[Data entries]
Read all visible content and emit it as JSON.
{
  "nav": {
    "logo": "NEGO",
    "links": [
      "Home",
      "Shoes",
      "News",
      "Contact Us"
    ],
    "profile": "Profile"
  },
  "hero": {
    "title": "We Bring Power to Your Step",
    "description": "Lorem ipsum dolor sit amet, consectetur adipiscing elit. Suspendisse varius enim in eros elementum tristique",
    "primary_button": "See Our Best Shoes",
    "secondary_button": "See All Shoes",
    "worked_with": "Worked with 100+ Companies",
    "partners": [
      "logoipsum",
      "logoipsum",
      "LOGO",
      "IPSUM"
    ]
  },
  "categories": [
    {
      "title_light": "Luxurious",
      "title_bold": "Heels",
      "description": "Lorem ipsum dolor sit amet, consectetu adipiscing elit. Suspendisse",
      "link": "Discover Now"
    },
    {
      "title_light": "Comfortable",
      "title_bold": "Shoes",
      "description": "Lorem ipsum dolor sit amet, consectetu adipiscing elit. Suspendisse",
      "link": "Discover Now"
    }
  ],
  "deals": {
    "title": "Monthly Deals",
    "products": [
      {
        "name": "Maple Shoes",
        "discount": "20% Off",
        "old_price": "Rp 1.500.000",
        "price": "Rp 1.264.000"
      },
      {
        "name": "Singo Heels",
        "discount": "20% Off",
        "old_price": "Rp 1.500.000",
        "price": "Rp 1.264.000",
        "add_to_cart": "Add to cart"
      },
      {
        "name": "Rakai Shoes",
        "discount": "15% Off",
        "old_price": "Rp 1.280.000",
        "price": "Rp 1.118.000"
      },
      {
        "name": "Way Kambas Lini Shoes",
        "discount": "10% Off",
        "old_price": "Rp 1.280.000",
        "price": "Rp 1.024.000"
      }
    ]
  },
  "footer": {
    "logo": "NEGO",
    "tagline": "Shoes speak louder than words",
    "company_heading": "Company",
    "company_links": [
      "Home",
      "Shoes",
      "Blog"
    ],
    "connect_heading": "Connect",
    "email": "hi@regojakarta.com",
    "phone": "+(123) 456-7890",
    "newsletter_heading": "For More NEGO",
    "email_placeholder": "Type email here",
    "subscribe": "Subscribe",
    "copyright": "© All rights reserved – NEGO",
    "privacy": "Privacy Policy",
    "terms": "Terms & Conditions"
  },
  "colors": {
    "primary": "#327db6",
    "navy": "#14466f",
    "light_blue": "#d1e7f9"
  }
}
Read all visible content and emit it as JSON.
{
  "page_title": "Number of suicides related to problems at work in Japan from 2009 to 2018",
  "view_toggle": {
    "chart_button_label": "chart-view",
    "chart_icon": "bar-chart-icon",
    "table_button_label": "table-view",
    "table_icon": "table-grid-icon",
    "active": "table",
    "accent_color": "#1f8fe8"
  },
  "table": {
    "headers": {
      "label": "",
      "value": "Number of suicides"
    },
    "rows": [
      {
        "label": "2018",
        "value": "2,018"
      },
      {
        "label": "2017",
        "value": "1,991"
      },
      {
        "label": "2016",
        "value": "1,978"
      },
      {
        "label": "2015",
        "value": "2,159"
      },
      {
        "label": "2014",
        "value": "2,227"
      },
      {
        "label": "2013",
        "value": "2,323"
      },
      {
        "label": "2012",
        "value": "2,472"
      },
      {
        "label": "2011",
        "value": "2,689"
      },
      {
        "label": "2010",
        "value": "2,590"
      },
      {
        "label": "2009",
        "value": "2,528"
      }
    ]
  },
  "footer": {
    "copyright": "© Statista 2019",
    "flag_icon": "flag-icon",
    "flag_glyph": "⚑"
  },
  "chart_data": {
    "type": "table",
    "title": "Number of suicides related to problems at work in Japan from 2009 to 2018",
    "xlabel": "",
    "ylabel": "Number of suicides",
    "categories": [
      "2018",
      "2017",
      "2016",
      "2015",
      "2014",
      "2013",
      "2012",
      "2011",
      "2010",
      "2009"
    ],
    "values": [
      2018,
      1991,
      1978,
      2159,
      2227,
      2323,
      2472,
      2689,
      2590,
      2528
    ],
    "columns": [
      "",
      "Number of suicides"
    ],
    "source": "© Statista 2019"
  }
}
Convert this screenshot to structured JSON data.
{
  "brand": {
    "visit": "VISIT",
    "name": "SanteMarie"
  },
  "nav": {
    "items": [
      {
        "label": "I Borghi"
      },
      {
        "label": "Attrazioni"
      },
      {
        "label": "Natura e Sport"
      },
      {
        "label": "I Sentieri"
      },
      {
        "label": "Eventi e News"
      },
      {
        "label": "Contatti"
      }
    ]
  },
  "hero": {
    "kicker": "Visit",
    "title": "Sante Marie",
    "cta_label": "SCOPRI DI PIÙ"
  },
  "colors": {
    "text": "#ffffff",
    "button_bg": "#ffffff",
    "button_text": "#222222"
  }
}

*What is asked*
Using the listing, collect all lines in which the string "copyright" is found.

*Solution*
    "copyright": "© All rights reserved – NEGO",
    "copyright": "© Statista 2019",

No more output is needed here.